§ **Dataset listings of figures**:
⟨
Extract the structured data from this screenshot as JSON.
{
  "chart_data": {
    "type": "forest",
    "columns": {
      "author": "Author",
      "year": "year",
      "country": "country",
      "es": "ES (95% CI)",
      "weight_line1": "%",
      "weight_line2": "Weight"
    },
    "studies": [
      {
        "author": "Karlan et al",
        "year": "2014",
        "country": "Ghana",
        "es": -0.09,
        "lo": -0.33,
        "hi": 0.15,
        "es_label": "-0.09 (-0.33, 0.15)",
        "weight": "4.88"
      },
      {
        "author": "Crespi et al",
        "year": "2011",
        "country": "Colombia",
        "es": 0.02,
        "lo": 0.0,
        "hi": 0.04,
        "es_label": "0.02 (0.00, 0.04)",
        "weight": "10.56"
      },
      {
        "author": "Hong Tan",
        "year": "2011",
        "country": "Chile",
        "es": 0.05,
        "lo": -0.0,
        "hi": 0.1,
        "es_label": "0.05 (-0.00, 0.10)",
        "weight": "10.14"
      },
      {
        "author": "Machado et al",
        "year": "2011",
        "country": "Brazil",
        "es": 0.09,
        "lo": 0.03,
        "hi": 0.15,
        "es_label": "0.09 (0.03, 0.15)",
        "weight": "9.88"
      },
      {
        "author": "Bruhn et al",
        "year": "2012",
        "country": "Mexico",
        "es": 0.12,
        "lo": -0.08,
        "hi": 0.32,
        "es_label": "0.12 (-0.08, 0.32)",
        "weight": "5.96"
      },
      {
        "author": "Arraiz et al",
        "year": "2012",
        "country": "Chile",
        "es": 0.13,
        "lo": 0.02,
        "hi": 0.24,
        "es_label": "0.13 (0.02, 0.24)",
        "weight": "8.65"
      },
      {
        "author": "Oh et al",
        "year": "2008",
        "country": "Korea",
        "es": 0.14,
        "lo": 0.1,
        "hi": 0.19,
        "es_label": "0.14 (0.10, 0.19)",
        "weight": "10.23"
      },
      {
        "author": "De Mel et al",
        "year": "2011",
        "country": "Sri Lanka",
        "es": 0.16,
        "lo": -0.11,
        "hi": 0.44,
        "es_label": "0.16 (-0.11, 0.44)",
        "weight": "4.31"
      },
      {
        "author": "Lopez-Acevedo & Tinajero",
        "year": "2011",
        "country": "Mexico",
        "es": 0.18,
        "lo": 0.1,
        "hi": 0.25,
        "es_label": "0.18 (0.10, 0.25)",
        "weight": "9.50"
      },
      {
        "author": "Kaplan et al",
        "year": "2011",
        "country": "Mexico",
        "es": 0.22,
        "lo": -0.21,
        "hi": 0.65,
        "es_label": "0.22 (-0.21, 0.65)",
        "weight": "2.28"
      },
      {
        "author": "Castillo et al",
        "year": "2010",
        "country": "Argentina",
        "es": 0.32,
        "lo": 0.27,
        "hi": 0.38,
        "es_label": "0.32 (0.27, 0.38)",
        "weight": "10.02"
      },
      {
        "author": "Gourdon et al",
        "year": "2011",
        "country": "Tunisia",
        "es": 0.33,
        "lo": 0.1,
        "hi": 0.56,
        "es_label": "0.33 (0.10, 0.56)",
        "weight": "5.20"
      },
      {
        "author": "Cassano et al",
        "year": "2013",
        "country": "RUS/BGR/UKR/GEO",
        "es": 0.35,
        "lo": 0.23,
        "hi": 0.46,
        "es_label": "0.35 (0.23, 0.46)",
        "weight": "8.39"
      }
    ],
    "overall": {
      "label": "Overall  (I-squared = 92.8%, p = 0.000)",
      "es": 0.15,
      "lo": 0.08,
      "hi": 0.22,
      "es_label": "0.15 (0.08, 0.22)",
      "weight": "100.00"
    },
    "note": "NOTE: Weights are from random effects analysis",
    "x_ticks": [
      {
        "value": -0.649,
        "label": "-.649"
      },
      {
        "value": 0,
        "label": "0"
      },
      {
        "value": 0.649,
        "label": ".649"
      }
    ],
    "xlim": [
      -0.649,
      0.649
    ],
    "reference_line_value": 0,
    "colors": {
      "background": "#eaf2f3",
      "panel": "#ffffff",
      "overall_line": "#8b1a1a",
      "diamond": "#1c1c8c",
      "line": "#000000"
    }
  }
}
⟩
§ **What needs to be done**: Using the listing above, retype each line exactly.

§ **Full output**:
Extract the structured data from this screenshot as JSON.
{
  "chart_data": {
    "type": "forest",
    "columns": {
      "author": "Author",
      "year": "year",
      "country": "country",
      "es": "ES (95% CI)",
      "weight_line1": "%",
      "weight_line2": "Weight"
    },
    "studies": [
      {
        "author": "Karlan et al",
        "year": "2014",
        "country": "Ghana",
        "es": -0.09,
        "lo": -0.33,
        "hi": 0.15,
        "es_label": "-0.09 (-0.33, 0.15)",
        "weight": "4.88"
      },
      {
        "author": "Crespi et al",
        "year": "2011",
        "country": "Colombia",
        "es": 0.02,
        "lo": 0.0,
        "hi": 0.04,
        "es_label": "0.02 (0.00, 0.04)",
        "weight": "10.56"
      },
      {
        "author": "Hong Tan",
        "year": "2011",
        "country": "Chile",
        "es": 0.05,
        "lo": -0.0,
        "hi": 0.1,
        "es_label": "0.05 (-0.00, 0.10)",
        "weight": "10.14"
      },
      {
        "author": "Machado et al",
        "year": "2011",
        "country": "Brazil",
        "es": 0.09,
        "lo": 0.03,
        "hi": 0.15,
        "es_label": "0.09 (0.03, 0.15)",
        "weight": "9.88"
      },
      {
        "author": "Bruhn et al",
        "year": "2012",
        "country": "Mexico",
        "es": 0.12,
        "lo": -0.08,
        "hi": 0.32,
        "es_label": "0.12 (-0.08, 0.32)",
        "weight": "5.96"
      },
      {
        "author": "Arraiz et al",
        "year": "2012",
        "country": "Chile",
        "es": 0.13,
        "lo": 0.02,
        "hi": 0.24,
        "es_label": "0.13 (0.02, 0.24)",
        "weight": "8.65"
      },
      {
        "author": "Oh et al",
        "year": "2008",
        "country": "Korea",
        "es": 0.14,
        "lo": 0.1,
        "hi": 0.19,
        "es_label": "0.14 (0.10, 0.19)",
        "weight": "10.23"
      },
      {
        "author": "De Mel et al",
        "year": "2011",
        "country": "Sri Lanka",
        "es": 0.16,
        "lo": -0.11,
        "hi": 0.44,
        "es_label": "0.16 (-0.11, 0.44)",
        "weight": "4.31"
      },
      {
        "author": "Lopez-Acevedo & Tinajero",
        "year": "2011",
        "country": "Mexico",
        "es": 0.18,
        "lo": 0.1,
        "hi": 0.25,
        "es_label": "0.18 (0.10, 0.25)",
        "weight": "9.50"
      },
      {
        "author": "Kaplan et al",
        "year": "2011",
        "country": "Mexico",
        "es": 0.22,
        "lo": -0.21,
        "hi": 0.65,
        "es_label": "0.22 (-0.21, 0.65)",
        "weight": "2.28"
      },
      {
        "author": "Castillo et al",
        "year": "2010",
        "country": "Argentina",
        "es": 0.32,
        "lo": 0.27,
        "hi": 0.38,
        "es_label": "0.32 (0.27, 0.38)",
        "weight": "10.02"
      },
      {
        "author": "Gourdon et al",
        "year": "2011",
        "country": "Tunisia",
        "es": 0.33,
        "lo": 0.1,
        "hi": 0.56,
        "es_label": "0.33 (0.10, 0.56)",
        "weight": "5.20"
      },
      {
        "author": "Cassano et al",
        "year": "2013",
        "country": "RUS/BGR/UKR/GEO",
        "es": 0.35,
        "lo": 0.23,
        "hi": 0.46,
        "es_label": "0.35 (0.23, 0.46)",
        "weight": "8.39"
      }
    ],
    "overall": {
      "label": "Overall  (I-squared = 92.8%, p = 0.000)",
      "es": 0.15,
      "lo": 0.08,
      "hi": 0.22,
      "es_label": "0.15 (0.08, 0.22)",
      "weight": "100.00"
    },
    "note": "NOTE: Weights are from random effects analysis",
    "x_ticks": [
      {
        "value": -0.649,
        "label": "-.649"
      },
      {
        "value": 0,
        "label": "0"
      },
      {
        "value": 0.649,
        "label": ".649"
      }
    ],
    "xlim": [
      -0.649,
      0.649
    ],
    "reference_line_value": 0,
    "colors": {
      "background": "#eaf2f3",
      "panel": "#ffffff",
      "overall_line": "#8b1a1a",
      "diamond": "#1c1c8c",
      "line": "#000000"
    }
  }
}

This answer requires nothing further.